> **Written task**:
From the listing below, select every line where the word "입력해주세요" appears.

(Stored data)
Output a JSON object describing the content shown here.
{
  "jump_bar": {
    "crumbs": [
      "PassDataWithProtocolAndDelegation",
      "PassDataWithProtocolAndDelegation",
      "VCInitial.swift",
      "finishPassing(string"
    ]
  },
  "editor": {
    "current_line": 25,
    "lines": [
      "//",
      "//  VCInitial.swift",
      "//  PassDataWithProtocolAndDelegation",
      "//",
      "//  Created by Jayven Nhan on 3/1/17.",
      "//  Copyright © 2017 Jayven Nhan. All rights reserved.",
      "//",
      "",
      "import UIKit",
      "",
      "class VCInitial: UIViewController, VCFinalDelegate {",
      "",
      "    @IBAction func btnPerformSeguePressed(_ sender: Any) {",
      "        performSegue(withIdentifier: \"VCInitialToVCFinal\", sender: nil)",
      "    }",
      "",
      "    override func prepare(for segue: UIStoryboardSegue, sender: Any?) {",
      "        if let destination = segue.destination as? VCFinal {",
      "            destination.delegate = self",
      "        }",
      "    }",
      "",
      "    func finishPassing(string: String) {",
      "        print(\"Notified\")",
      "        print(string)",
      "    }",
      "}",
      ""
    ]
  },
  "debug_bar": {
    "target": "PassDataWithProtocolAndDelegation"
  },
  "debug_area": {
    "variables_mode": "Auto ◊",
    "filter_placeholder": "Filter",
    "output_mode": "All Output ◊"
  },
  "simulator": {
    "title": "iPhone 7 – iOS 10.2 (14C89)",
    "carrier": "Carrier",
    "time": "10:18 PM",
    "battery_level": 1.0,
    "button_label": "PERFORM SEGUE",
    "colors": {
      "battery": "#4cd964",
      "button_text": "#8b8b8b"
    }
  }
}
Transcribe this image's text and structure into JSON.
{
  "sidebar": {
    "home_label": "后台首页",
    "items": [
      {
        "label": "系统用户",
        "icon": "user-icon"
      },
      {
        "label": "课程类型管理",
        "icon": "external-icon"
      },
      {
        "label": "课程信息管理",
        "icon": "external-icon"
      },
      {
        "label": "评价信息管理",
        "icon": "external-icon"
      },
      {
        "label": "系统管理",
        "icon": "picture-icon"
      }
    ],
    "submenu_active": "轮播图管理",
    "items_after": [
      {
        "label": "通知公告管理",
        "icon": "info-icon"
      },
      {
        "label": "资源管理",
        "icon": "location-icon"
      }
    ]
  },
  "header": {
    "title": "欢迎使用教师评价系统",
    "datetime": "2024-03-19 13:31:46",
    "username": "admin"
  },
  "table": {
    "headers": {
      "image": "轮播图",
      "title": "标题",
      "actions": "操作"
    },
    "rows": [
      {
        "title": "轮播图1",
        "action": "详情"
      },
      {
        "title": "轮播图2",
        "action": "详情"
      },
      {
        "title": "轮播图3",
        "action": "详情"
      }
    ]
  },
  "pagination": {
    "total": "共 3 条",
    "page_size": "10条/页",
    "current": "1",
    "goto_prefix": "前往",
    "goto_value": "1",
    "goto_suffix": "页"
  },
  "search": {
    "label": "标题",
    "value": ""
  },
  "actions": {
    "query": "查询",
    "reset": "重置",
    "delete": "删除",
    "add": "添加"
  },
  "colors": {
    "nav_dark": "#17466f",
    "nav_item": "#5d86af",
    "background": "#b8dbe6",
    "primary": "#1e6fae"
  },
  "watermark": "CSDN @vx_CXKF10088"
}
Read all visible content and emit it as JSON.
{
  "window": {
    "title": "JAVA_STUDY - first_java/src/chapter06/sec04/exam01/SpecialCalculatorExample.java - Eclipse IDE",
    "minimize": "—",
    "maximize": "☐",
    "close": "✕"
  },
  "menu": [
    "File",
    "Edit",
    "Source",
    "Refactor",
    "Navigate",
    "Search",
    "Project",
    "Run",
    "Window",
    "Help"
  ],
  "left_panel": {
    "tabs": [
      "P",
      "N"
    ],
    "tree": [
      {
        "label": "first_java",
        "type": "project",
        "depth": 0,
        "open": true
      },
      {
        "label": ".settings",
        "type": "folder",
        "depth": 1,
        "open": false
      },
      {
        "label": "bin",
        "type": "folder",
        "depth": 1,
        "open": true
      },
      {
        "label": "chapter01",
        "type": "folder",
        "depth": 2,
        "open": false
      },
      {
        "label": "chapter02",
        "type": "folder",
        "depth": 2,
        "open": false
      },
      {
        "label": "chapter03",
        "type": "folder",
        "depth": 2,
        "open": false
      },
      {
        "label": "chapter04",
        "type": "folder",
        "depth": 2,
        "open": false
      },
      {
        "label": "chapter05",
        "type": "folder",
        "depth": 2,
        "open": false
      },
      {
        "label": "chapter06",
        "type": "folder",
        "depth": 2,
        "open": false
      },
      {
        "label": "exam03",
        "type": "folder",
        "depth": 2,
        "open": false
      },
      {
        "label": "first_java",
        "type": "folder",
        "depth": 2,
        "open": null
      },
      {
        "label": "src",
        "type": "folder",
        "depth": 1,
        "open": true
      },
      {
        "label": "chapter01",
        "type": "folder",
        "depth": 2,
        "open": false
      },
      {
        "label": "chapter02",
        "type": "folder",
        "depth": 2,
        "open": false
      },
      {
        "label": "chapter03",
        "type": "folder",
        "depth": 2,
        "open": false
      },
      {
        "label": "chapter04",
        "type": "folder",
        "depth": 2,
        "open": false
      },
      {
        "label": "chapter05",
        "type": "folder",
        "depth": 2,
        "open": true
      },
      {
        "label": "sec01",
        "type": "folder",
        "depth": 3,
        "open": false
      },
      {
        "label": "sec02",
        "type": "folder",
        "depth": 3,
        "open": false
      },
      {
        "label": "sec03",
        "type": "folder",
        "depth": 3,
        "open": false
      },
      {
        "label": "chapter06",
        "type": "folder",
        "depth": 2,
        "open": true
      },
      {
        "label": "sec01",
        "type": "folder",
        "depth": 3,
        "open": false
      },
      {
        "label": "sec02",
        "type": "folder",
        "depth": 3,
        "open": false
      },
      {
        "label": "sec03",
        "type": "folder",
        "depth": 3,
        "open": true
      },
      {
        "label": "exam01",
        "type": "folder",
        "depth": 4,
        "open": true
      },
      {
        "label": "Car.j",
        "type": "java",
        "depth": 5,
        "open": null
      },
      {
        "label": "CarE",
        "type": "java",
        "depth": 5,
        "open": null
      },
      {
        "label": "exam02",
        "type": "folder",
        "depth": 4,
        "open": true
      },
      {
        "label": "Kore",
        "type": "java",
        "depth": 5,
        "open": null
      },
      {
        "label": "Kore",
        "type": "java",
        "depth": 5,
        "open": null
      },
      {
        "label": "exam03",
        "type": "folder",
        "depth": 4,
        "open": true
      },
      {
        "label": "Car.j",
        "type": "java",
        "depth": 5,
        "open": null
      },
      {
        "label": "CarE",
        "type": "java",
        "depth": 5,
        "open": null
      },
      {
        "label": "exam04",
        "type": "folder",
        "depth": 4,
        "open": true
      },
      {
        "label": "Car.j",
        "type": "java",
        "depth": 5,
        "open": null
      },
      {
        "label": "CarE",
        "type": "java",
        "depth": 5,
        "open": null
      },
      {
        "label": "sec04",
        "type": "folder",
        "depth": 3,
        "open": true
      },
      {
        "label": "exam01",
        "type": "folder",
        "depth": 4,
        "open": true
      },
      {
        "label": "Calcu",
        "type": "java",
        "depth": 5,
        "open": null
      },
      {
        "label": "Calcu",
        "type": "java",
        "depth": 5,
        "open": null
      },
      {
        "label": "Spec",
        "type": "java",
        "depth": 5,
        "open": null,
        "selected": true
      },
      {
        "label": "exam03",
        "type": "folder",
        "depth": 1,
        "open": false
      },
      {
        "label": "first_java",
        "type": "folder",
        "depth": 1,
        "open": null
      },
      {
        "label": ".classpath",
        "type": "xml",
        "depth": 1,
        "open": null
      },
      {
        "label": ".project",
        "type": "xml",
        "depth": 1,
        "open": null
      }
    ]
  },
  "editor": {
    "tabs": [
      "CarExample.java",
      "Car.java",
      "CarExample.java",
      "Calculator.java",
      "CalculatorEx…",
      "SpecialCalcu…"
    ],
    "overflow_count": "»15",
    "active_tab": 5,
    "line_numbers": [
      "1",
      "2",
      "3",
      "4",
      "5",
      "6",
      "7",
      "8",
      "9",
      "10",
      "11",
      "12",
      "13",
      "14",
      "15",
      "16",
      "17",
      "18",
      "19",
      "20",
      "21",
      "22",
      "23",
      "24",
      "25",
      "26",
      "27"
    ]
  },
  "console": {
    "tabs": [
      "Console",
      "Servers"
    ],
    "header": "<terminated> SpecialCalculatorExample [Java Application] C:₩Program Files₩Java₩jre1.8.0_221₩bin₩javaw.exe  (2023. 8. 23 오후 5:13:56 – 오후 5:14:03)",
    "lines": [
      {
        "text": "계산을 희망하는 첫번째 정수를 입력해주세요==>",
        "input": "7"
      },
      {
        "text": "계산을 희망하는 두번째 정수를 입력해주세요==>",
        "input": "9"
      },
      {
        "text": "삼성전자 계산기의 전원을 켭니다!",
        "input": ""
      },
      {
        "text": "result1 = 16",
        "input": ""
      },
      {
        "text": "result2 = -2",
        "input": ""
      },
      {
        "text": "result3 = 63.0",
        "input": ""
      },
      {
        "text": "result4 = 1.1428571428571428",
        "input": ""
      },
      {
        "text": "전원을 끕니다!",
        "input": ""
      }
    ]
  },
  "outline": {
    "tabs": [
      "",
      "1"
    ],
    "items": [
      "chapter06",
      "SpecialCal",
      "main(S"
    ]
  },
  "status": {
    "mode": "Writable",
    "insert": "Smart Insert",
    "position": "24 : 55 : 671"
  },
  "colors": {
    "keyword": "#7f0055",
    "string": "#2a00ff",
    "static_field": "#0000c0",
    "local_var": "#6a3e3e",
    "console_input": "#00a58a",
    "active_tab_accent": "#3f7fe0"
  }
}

> **Complete response**:
        "text": "계산을 희망하는 첫번째 정수를 입력해주세요==>",
        "text": "계산을 희망하는 두번째 정수를 입력해주세요==>",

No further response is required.